Using the listing below, give the number of lines where "JSON" appears, and nothing else.

[Start]

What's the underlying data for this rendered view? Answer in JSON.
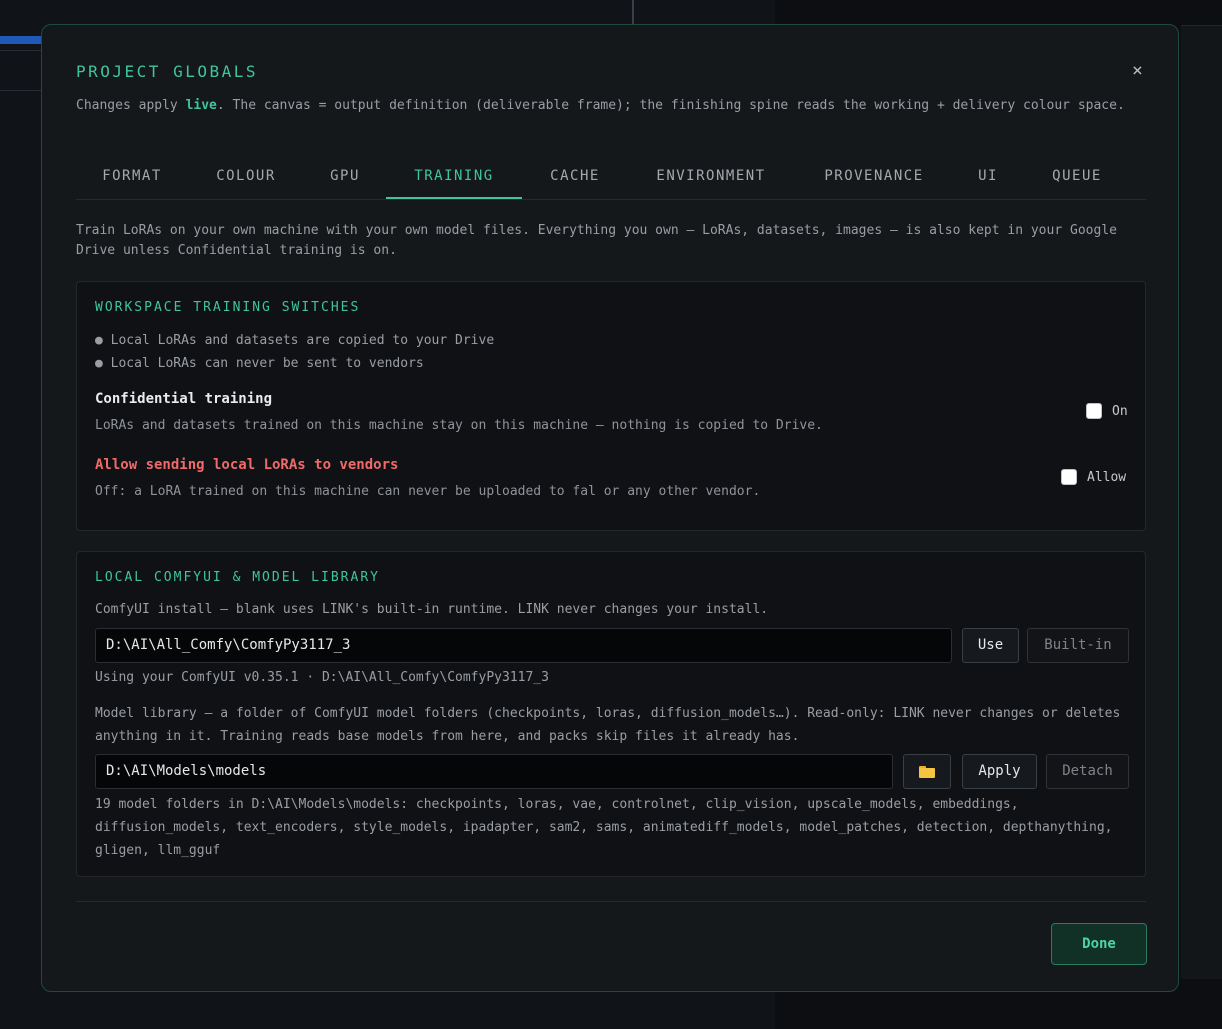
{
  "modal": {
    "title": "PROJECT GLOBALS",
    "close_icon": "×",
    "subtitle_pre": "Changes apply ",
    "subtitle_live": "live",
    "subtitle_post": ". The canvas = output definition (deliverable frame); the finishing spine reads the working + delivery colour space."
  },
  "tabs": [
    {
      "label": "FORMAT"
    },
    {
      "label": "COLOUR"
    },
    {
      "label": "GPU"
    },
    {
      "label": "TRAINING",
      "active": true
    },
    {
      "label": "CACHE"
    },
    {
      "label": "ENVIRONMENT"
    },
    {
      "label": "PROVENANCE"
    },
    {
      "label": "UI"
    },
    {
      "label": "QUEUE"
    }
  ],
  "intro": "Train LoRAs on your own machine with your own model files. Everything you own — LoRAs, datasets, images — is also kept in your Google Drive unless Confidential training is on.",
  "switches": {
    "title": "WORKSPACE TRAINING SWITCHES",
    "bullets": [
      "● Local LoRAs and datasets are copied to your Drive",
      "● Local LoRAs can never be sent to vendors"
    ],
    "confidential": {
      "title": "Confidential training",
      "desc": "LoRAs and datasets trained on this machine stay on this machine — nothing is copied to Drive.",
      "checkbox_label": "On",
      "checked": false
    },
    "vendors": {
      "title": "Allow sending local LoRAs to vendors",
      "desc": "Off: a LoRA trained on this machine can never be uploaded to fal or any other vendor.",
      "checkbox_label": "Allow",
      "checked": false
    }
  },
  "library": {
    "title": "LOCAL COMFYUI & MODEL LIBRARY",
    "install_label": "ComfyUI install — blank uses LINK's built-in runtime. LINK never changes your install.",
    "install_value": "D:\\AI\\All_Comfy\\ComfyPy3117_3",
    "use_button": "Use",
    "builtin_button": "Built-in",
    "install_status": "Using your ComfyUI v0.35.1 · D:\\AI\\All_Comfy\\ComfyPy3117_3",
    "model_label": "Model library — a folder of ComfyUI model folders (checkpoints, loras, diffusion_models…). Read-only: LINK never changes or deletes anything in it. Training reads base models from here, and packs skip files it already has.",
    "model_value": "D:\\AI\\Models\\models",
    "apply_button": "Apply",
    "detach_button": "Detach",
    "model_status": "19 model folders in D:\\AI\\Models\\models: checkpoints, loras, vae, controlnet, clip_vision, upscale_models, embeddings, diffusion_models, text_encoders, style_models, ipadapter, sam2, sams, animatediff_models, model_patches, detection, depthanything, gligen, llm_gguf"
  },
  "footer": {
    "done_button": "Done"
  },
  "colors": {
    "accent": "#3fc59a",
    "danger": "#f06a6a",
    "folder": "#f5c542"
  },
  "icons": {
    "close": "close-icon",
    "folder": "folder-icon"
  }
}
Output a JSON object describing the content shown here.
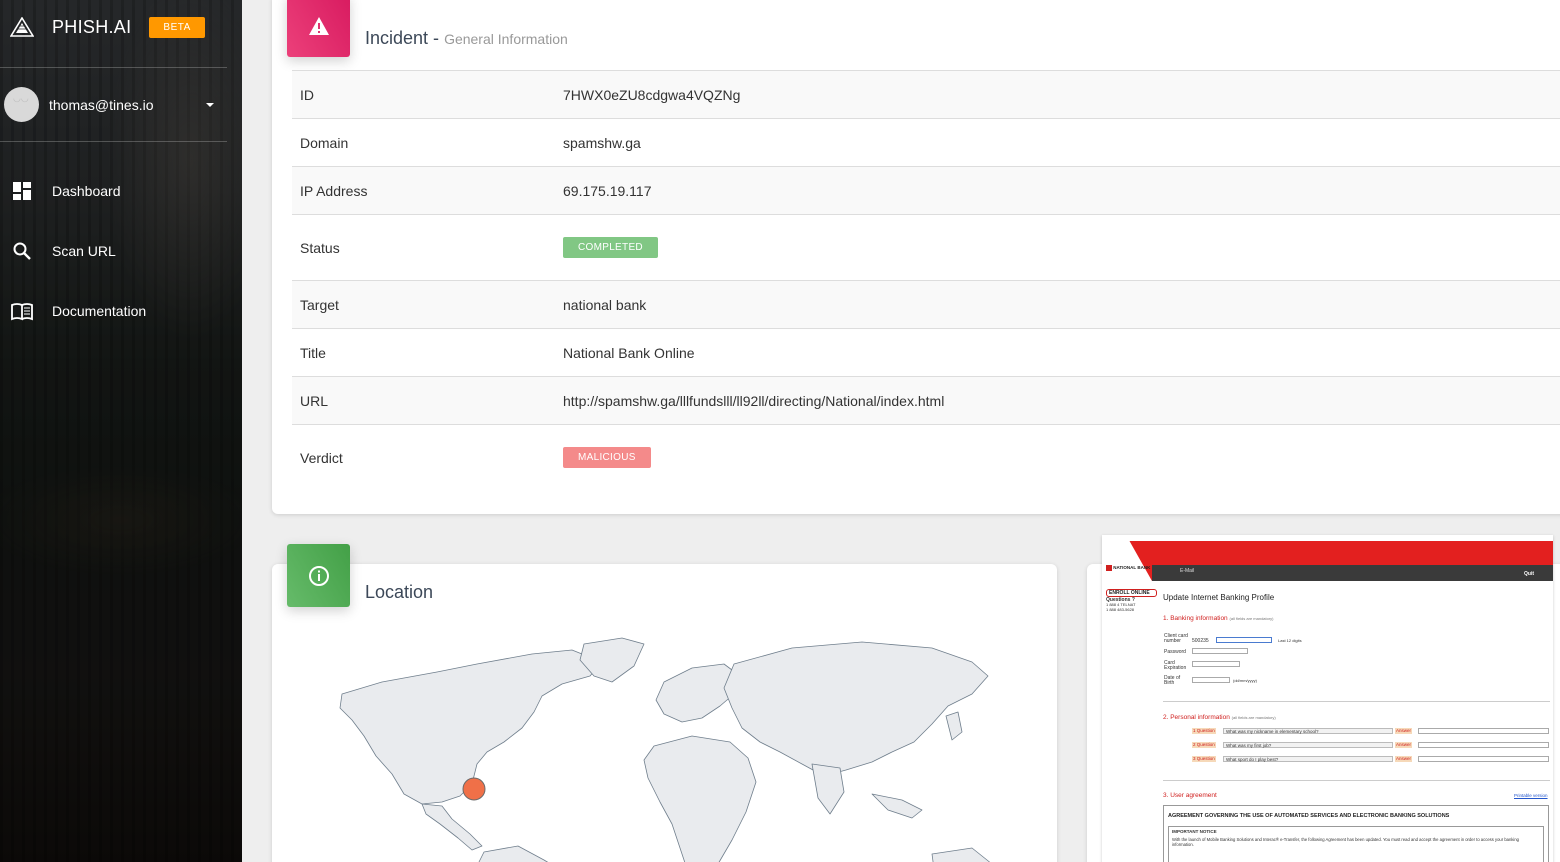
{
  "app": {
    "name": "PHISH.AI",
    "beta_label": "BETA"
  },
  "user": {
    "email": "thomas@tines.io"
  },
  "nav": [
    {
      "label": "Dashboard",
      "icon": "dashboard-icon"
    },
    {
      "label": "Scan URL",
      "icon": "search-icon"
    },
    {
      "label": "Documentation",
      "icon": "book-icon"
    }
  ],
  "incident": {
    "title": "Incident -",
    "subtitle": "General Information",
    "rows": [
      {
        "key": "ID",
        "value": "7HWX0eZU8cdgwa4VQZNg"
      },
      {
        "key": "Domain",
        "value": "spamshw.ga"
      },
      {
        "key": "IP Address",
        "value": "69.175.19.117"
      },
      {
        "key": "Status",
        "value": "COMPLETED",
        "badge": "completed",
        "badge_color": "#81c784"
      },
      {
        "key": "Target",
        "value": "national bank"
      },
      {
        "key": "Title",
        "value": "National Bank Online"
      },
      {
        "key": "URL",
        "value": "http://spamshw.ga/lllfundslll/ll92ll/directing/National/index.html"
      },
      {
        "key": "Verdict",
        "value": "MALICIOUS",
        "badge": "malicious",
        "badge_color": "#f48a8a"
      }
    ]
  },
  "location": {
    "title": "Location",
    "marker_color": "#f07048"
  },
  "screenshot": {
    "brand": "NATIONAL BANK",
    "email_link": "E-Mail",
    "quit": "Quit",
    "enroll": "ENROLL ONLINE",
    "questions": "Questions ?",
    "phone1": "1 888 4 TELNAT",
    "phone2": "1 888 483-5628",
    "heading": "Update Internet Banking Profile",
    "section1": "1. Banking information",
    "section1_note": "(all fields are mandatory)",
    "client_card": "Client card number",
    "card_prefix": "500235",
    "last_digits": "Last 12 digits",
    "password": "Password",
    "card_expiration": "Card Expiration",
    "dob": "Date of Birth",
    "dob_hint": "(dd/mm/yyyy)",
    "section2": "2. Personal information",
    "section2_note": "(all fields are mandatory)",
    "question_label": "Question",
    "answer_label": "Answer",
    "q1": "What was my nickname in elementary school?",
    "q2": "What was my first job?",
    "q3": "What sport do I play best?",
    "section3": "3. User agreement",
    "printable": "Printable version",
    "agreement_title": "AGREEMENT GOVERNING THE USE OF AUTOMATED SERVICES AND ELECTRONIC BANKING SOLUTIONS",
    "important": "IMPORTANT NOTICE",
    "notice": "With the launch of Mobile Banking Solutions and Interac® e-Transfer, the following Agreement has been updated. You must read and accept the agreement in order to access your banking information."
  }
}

[End]

- Reply to the task: 2